■ Stored data entries ■
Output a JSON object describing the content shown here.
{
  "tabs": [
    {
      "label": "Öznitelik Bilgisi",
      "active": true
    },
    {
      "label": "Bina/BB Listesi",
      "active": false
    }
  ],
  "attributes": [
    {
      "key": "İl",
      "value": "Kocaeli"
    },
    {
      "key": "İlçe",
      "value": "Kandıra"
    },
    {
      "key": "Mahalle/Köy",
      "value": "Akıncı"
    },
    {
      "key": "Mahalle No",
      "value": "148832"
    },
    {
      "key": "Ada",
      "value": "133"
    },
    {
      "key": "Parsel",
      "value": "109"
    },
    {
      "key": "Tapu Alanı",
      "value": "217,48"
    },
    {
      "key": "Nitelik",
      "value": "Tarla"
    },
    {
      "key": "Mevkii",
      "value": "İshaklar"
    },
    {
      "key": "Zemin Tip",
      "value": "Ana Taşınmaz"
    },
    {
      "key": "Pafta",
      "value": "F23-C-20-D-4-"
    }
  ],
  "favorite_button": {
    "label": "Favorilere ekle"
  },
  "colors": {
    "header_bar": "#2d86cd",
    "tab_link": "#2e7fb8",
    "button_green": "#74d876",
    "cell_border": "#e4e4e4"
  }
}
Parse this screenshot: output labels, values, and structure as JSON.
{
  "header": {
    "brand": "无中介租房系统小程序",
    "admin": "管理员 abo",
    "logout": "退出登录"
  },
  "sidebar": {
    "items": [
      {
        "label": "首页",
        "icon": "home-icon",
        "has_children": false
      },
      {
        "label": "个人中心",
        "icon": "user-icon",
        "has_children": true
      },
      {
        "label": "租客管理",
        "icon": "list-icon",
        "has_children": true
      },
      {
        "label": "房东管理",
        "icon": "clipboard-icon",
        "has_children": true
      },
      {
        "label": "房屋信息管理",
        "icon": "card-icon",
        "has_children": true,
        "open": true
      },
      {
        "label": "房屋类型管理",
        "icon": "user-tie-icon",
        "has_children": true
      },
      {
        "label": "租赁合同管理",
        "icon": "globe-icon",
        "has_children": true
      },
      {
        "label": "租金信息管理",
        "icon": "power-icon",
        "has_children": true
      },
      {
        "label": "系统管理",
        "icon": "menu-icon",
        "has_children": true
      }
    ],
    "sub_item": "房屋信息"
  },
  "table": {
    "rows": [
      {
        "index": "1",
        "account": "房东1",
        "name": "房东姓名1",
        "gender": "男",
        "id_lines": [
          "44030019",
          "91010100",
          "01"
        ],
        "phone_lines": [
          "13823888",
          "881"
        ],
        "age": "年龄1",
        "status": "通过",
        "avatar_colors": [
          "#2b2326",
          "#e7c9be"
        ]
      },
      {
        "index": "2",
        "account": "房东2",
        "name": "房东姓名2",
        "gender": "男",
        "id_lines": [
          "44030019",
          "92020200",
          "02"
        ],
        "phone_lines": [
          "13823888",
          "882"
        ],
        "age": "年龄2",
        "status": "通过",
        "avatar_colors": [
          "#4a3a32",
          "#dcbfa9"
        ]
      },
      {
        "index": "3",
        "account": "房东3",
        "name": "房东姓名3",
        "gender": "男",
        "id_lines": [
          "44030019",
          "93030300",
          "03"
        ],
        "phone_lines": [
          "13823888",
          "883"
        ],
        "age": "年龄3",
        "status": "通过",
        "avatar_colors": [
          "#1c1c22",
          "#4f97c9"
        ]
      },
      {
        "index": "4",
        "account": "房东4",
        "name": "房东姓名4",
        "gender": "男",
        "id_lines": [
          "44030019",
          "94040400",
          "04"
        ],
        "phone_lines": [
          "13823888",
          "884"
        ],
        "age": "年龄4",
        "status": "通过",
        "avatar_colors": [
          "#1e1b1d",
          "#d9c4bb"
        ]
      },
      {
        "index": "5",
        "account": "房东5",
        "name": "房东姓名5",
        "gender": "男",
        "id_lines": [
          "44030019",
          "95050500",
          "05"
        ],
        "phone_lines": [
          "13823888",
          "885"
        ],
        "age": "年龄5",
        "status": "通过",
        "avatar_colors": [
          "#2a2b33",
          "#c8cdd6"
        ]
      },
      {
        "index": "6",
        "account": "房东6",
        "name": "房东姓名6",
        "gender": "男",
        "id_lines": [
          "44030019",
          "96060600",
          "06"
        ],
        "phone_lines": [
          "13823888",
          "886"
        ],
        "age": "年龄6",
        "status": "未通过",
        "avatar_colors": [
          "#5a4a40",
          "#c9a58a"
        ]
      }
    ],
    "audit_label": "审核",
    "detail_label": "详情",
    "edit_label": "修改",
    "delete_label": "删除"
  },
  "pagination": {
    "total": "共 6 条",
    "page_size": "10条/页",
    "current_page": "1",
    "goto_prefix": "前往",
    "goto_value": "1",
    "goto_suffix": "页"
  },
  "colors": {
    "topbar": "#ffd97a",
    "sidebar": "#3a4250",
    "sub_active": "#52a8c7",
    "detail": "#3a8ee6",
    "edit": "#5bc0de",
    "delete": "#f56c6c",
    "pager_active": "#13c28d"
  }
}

■ Written exercise ■
Take the entries above and transcribe them in full.

■ Correct result ■
Output a JSON object describing the content shown here.
{
  "tabs": [
    {
      "label": "Öznitelik Bilgisi",
      "active": true
    },
    {
      "label": "Bina/BB Listesi",
      "active": false
    }
  ],
  "attributes": [
    {
      "key": "İl",
      "value": "Kocaeli"
    },
    {
      "key": "İlçe",
      "value": "Kandıra"
    },
    {
      "key": "Mahalle/Köy",
      "value": "Akıncı"
    },
    {
      "key": "Mahalle No",
      "value": "148832"
    },
    {
      "key": "Ada",
      "value": "133"
    },
    {
      "key": "Parsel",
      "value": "109"
    },
    {
      "key": "Tapu Alanı",
      "value": "217,48"
    },
    {
      "key": "Nitelik",
      "value": "Tarla"
    },
    {
      "key": "Mevkii",
      "value": "İshaklar"
    },
    {
      "key": "Zemin Tip",
      "value": "Ana Taşınmaz"
    },
    {
      "key": "Pafta",
      "value": "F23-C-20-D-4-"
    }
  ],
  "favorite_button": {
    "label": "Favorilere ekle"
  },
  "colors": {
    "header_bar": "#2d86cd",
    "tab_link": "#2e7fb8",
    "button_green": "#74d876",
    "cell_border": "#e4e4e4"
  }
}
Parse this screenshot: output labels, values, and structure as JSON.
{
  "header": {
    "brand": "无中介租房系统小程序",
    "admin": "管理员 abo",
    "logout": "退出登录"
  },
  "sidebar": {
    "items": [
      {
        "label": "首页",
        "icon": "home-icon",
        "has_children": false
      },
      {
        "label": "个人中心",
        "icon": "user-icon",
        "has_children": true
      },
      {
        "label": "租客管理",
        "icon": "list-icon",
        "has_children": true
      },
      {
        "label": "房东管理",
        "icon": "clipboard-icon",
        "has_children": true
      },
      {
        "label": "房屋信息管理",
        "icon": "card-icon",
        "has_children": true,
        "open": true
      },
      {
        "label": "房屋类型管理",
        "icon": "user-tie-icon",
        "has_children": true
      },
      {
        "label": "租赁合同管理",
        "icon": "globe-icon",
        "has_children": true
      },
      {
        "label": "租金信息管理",
        "icon": "power-icon",
        "has_children": true
      },
      {
        "label": "系统管理",
        "icon": "menu-icon",
        "has_children": true
      }
    ],
    "sub_item": "房屋信息"
  },
  "table": {
    "rows": [
      {
        "index": "1",
        "account": "房东1",
        "name": "房东姓名1",
        "gender": "男",
        "id_lines": [
          "44030019",
          "91010100",
          "01"
        ],
        "phone_lines": [
          "13823888",
          "881"
        ],
        "age": "年龄1",
        "status": "通过",
        "avatar_colors": [
          "#2b2326",
          "#e7c9be"
        ]
      },
      {
        "index": "2",
        "account": "房东2",
        "name": "房东姓名2",
        "gender": "男",
        "id_lines": [
          "44030019",
          "92020200",
          "02"
        ],
        "phone_lines": [
          "13823888",
          "882"
        ],
        "age": "年龄2",
        "status": "通过",
        "avatar_colors": [
          "#4a3a32",
          "#dcbfa9"
        ]
      },
      {
        "index": "3",
        "account": "房东3",
        "name": "房东姓名3",
        "gender": "男",
        "id_lines": [
          "44030019",
          "93030300",
          "03"
        ],
        "phone_lines": [
          "13823888",
          "883"
        ],
        "age": "年龄3",
        "status": "通过",
        "avatar_colors": [
          "#1c1c22",
          "#4f97c9"
        ]
      },
      {
        "index": "4",
        "account": "房东4",
        "name": "房东姓名4",
        "gender": "男",
        "id_lines": [
          "44030019",
          "94040400",
          "04"
        ],
        "phone_lines": [
          "13823888",
          "884"
        ],
        "age": "年龄4",
        "status": "通过",
        "avatar_colors": [
          "#1e1b1d",
          "#d9c4bb"
        ]
      },
      {
        "index": "5",
        "account": "房东5",
        "name": "房东姓名5",
        "gender": "男",
        "id_lines": [
          "44030019",
          "95050500",
          "05"
        ],
        "phone_lines": [
          "13823888",
          "885"
        ],
        "age": "年龄5",
        "status": "通过",
        "avatar_colors": [
          "#2a2b33",
          "#c8cdd6"
        ]
      },
      {
        "index": "6",
        "account": "房东6",
        "name": "房东姓名6",
        "gender": "男",
        "id_lines": [
          "44030019",
          "96060600",
          "06"
        ],
        "phone_lines": [
          "13823888",
          "886"
        ],
        "age": "年龄6",
        "status": "未通过",
        "avatar_colors": [
          "#5a4a40",
          "#c9a58a"
        ]
      }
    ],
    "audit_label": "审核",
    "detail_label": "详情",
    "edit_label": "修改",
    "delete_label": "删除"
  },
  "pagination": {
    "total": "共 6 条",
    "page_size": "10条/页",
    "current_page": "1",
    "goto_prefix": "前往",
    "goto_value": "1",
    "goto_suffix": "页"
  },
  "colors": {
    "topbar": "#ffd97a",
    "sidebar": "#3a4250",
    "sub_active": "#52a8c7",
    "detail": "#3a8ee6",
    "edit": "#5bc0de",
    "delete": "#f56c6c",
    "pager_active": "#13c28d"
  }
}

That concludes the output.